*Text*
If SU has workers in RV's then they need to provide a space on campus off of ECR for their workers. If large businesses have workers in RV's then they need to allocate a location on their property for the RV's.

Comment from RV person above says it all - use other peoples money and space. Noted at Walmart sign above that says Hiring in Process. Person outside door - young man panhandling for money. A lot of people here are not connecting the dots.


1 person likes this
Posted by Tim Buck II
a resident of Downtown North
on Sep 4, 2019 at 8:28 pm

"He said he decided to make AB 302 a two-year bill plan and will work this fall with the governor's office to "identify ways to more urgently alleviate the struggles that our community college students are facing every day, in a way that treats them with the dignity and respect they deserve."

Plus, next year is an election year, right? Got to be a coincidence.


2 people like this
Posted by HA2
a resident of Mountain View
on Sep 5, 2019 at 8:10 am

This is so typical of California politics about housing. There's a huge problem... but every single solution gets voted down as not good enough for one reason or another.

*Task A*
Answer these questions about the comment thread:
(i) What did the Walmart sign say?
(ii) Tim Buck II is listed as a resident of which area?
(iii) On what date did HA2 post?
The comment thread and the entries are two unrelated pieces of material.

*Material for this exercise*
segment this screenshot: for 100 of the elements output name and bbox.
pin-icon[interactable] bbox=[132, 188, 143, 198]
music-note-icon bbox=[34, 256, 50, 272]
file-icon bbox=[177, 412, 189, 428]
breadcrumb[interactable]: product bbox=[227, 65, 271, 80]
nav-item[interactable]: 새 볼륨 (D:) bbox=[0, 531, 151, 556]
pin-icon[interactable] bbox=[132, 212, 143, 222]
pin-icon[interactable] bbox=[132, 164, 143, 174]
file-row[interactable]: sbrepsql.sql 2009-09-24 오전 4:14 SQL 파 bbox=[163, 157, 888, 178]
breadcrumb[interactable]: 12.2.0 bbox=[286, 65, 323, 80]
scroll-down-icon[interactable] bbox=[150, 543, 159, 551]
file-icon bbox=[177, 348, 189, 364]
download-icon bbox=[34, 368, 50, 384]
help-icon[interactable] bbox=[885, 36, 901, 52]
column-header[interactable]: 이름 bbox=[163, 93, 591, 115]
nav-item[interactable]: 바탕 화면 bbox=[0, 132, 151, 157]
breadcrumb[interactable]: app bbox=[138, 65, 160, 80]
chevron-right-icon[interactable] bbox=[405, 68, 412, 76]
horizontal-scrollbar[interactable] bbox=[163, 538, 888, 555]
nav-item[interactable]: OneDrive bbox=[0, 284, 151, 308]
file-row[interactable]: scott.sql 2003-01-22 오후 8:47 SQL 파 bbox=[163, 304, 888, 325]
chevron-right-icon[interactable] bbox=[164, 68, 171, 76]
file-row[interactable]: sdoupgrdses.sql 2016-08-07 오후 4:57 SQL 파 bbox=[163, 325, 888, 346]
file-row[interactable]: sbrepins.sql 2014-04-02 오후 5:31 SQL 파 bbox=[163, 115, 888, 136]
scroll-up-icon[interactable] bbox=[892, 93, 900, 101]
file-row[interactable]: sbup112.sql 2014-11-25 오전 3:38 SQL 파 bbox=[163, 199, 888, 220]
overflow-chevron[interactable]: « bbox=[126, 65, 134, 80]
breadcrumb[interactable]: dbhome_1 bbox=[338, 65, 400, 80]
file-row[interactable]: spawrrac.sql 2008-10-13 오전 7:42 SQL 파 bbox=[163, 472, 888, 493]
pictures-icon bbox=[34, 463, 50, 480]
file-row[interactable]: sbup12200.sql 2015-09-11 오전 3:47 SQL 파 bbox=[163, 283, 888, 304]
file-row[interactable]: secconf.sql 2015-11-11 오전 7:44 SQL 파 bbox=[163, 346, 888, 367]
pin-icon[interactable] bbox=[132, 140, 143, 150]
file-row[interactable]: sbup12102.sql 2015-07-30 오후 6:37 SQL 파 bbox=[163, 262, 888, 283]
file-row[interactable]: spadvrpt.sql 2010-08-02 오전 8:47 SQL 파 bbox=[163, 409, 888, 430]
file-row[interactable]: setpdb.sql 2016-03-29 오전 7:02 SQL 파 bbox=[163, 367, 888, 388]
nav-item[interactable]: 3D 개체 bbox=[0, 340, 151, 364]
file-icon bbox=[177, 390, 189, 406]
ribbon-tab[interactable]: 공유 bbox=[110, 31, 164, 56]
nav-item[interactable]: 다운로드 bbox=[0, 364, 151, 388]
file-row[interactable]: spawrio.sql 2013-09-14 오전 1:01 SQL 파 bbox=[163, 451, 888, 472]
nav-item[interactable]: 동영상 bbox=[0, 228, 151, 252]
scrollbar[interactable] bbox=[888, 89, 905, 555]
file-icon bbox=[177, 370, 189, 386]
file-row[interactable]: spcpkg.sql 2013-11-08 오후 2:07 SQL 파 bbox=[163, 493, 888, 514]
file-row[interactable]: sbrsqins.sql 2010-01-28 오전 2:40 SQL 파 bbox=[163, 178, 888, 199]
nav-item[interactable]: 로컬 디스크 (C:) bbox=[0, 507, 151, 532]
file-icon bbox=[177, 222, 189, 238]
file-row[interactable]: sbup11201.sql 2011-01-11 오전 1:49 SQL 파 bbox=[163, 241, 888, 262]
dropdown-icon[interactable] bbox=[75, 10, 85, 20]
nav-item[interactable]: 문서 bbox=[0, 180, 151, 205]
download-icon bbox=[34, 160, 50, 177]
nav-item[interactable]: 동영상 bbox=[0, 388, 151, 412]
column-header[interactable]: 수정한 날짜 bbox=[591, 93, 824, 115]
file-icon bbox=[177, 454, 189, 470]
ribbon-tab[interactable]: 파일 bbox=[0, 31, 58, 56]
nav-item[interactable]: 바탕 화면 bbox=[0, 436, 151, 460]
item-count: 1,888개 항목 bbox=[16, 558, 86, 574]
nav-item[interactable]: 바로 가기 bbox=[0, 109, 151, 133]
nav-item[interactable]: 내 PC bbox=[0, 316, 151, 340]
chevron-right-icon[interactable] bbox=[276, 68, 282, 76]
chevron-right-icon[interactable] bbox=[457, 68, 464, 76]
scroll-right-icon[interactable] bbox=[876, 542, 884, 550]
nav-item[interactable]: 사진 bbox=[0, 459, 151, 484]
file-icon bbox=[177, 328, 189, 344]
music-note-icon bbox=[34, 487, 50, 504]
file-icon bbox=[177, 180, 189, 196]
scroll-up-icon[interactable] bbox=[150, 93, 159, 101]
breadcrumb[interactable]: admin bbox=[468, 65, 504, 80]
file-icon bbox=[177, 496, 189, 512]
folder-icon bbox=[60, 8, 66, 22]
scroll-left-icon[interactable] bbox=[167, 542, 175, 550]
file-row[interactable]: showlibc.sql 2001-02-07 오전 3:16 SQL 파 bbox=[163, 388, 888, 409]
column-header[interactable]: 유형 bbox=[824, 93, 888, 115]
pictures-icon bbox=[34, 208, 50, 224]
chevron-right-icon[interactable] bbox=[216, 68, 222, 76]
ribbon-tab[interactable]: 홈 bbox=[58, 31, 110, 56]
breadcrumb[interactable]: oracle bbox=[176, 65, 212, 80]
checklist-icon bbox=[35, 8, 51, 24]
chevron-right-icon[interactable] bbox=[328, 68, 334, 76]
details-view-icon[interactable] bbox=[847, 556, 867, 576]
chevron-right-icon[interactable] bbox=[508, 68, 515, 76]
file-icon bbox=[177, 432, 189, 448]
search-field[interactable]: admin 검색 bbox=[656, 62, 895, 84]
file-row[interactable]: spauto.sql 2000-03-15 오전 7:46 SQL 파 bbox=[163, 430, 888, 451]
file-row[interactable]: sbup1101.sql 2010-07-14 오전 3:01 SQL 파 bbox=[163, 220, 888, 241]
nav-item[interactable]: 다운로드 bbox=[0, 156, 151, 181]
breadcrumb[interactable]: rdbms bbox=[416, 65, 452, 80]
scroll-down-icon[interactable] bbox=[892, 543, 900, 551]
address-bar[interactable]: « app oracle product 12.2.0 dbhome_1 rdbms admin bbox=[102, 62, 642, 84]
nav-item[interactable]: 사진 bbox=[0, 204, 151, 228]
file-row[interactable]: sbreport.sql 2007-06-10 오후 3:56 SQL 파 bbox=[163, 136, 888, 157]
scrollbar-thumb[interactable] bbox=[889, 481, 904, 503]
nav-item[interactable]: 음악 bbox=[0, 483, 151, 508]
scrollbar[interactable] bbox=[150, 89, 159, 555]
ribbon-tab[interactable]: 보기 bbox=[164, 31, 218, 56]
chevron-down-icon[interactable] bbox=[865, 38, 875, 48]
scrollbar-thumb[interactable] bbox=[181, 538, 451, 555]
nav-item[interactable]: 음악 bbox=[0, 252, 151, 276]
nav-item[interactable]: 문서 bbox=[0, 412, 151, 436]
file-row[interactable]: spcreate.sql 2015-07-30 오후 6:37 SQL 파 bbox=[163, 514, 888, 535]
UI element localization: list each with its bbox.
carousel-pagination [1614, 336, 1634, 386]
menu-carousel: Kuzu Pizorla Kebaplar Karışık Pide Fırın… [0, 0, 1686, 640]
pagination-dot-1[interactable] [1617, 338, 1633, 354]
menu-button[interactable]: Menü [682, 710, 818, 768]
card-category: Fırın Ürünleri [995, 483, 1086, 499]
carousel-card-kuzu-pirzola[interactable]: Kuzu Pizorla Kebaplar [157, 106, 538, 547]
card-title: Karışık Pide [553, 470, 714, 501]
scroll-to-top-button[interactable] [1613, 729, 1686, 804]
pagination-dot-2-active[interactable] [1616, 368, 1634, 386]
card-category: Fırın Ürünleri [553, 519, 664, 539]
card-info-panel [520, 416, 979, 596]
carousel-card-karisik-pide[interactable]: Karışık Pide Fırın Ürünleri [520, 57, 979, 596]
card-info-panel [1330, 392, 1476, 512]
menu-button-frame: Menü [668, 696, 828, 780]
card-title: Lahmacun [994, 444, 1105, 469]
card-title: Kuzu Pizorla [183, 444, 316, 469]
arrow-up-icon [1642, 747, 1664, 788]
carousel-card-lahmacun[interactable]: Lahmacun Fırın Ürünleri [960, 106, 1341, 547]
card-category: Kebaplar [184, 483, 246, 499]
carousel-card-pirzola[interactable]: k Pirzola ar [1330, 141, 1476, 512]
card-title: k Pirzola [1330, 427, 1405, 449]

*Task B*
Retype the entries from their first line through the line that contains "pin-icon[interactable] bbox=[132, 212, 143, 222]", inclusive.

*Complete response A*
(i) Hiring in Process
(ii) Downtown North
(iii) Sep 5, 2019

*Complete response B*
segment this screenshot: for 100 of the elements output name and bbox.
pin-icon[interactable] bbox=[132, 188, 143, 198]
music-note-icon bbox=[34, 256, 50, 272]
file-icon bbox=[177, 412, 189, 428]
breadcrumb[interactable]: product bbox=[227, 65, 271, 80]
nav-item[interactable]: 새 볼륨 (D:) bbox=[0, 531, 151, 556]
pin-icon[interactable] bbox=[132, 212, 143, 222]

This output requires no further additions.